Written instruction:
Copy out each line that has "resistance" in it.

Records provided:
-------
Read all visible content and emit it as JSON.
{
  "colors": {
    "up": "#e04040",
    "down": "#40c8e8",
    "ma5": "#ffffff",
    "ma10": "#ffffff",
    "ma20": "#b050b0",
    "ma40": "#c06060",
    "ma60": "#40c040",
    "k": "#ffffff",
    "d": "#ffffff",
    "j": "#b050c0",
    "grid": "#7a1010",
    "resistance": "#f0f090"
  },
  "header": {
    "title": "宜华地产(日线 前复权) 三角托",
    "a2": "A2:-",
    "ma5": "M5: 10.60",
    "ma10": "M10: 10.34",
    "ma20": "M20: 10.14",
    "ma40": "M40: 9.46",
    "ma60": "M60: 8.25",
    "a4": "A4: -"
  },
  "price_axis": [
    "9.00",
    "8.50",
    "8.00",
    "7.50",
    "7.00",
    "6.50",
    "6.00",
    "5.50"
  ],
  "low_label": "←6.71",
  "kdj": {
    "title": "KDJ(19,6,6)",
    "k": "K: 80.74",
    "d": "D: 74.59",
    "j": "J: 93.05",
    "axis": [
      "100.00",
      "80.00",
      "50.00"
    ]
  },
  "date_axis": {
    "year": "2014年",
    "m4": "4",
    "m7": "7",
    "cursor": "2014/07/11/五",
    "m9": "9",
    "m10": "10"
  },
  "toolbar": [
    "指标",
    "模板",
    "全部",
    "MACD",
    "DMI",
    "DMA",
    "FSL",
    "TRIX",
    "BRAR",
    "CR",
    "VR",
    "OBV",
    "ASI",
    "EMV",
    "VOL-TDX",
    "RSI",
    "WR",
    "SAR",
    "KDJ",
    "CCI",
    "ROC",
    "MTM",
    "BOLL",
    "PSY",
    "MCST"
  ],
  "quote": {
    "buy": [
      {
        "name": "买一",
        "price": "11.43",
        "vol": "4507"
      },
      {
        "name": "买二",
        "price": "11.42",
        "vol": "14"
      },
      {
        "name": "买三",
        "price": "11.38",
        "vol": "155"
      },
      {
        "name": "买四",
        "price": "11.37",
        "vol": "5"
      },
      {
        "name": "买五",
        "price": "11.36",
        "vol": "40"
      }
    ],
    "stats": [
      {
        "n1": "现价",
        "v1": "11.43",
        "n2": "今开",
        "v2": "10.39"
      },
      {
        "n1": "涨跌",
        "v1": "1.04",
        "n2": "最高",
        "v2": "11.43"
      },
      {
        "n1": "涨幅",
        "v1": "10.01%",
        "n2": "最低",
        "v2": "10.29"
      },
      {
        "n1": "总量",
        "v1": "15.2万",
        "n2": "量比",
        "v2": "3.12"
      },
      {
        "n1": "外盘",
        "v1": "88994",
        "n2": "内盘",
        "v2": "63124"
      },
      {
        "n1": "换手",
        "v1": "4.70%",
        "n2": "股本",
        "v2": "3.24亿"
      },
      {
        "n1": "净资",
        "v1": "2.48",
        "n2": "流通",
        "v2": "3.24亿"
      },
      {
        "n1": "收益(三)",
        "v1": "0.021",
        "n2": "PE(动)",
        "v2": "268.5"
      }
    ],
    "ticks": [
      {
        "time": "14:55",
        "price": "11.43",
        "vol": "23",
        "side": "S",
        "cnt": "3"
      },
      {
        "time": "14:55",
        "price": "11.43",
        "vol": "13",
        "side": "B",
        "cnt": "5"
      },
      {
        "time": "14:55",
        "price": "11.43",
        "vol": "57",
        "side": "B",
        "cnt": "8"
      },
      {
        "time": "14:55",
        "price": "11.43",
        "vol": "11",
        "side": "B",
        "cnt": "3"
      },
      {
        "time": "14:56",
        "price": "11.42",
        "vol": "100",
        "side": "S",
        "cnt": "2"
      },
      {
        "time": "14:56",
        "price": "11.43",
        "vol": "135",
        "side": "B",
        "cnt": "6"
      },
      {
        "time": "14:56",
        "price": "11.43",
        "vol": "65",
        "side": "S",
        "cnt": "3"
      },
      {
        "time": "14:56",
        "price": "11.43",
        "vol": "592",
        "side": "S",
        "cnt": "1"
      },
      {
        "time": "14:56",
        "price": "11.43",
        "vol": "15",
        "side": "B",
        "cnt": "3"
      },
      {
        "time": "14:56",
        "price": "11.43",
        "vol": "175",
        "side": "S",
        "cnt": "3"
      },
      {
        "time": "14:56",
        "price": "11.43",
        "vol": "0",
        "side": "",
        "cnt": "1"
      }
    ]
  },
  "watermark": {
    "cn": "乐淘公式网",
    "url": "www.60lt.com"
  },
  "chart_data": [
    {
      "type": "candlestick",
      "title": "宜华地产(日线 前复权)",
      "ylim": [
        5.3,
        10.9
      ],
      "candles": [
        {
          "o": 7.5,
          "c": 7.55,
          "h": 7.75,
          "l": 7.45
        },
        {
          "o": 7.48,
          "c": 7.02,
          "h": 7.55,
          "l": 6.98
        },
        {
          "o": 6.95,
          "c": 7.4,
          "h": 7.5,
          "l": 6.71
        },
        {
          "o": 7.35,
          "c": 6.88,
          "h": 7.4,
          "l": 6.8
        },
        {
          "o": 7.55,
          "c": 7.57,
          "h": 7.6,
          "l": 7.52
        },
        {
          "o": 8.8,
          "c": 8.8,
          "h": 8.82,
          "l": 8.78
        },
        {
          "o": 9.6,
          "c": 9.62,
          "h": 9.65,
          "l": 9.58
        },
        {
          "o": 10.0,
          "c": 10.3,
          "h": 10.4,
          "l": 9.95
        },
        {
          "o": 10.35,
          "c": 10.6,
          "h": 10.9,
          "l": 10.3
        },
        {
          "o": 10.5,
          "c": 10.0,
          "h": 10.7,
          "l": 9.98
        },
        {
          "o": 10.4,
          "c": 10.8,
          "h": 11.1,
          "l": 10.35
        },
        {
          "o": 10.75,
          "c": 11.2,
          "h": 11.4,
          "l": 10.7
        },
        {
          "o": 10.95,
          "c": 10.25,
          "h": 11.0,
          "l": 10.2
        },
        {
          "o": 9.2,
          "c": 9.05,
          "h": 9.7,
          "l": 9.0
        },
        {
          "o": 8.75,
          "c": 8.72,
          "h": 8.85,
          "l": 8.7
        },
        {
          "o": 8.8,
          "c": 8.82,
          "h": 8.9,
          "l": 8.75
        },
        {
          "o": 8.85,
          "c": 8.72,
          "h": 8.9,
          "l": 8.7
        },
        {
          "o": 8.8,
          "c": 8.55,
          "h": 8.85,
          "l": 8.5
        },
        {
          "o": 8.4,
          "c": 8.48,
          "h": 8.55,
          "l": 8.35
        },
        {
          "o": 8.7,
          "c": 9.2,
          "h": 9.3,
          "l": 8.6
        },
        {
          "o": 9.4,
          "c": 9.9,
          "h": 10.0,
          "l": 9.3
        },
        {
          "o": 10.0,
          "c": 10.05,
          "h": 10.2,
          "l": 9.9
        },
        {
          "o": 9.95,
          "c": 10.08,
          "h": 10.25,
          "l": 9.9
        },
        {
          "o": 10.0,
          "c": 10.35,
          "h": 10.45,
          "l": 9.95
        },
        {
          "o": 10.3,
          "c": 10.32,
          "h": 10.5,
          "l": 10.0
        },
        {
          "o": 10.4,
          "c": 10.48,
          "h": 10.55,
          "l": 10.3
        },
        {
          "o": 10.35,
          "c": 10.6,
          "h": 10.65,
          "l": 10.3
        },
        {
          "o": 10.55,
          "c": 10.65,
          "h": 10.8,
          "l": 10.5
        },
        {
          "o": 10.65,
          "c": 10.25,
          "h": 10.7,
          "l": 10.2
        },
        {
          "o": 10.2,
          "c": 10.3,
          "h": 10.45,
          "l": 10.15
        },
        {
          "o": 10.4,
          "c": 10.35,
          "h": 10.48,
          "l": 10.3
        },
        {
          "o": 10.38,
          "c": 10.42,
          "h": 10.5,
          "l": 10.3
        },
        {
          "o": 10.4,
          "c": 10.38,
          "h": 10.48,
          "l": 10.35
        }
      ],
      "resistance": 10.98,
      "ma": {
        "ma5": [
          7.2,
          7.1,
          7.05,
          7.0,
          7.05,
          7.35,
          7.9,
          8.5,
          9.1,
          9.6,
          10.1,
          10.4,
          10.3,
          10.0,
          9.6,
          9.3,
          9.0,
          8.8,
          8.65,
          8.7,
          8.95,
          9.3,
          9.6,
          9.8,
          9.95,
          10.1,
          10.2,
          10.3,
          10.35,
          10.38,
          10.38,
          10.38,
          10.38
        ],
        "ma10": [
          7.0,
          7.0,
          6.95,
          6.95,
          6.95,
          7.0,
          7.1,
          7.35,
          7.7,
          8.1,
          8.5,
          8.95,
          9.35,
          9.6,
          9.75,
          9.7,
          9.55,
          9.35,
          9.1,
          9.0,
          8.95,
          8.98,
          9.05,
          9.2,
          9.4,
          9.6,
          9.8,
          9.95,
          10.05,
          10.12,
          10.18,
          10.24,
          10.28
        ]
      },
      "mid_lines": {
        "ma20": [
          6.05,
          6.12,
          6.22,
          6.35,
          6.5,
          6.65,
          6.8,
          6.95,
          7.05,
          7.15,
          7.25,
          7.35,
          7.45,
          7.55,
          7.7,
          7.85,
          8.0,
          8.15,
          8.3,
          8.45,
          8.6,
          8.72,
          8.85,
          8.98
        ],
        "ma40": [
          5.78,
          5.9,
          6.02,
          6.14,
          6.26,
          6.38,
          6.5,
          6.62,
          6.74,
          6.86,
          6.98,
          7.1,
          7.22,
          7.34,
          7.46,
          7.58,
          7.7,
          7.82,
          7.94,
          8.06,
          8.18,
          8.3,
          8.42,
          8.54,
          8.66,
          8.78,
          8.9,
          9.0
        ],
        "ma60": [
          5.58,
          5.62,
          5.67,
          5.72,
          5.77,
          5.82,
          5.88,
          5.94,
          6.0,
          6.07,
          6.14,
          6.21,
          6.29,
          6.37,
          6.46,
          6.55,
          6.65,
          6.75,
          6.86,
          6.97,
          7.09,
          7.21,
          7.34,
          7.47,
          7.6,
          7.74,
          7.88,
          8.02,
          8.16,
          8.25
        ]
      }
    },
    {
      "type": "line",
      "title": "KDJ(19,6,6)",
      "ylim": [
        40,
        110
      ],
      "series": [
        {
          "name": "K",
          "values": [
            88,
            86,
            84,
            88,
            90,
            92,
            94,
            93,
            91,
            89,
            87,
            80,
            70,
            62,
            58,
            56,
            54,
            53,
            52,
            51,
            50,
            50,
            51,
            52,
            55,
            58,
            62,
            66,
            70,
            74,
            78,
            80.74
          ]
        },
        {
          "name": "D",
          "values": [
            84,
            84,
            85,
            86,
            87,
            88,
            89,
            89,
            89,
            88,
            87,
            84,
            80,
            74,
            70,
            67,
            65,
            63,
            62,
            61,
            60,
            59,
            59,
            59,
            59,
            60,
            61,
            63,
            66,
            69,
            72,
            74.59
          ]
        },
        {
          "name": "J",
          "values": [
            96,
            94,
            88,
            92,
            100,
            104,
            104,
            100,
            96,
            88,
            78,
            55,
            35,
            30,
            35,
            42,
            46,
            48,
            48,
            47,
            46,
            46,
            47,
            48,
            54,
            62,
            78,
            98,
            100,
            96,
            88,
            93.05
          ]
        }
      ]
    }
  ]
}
-------
Result:
    "resistance": "#f0f090"
      "resistance": 10.98,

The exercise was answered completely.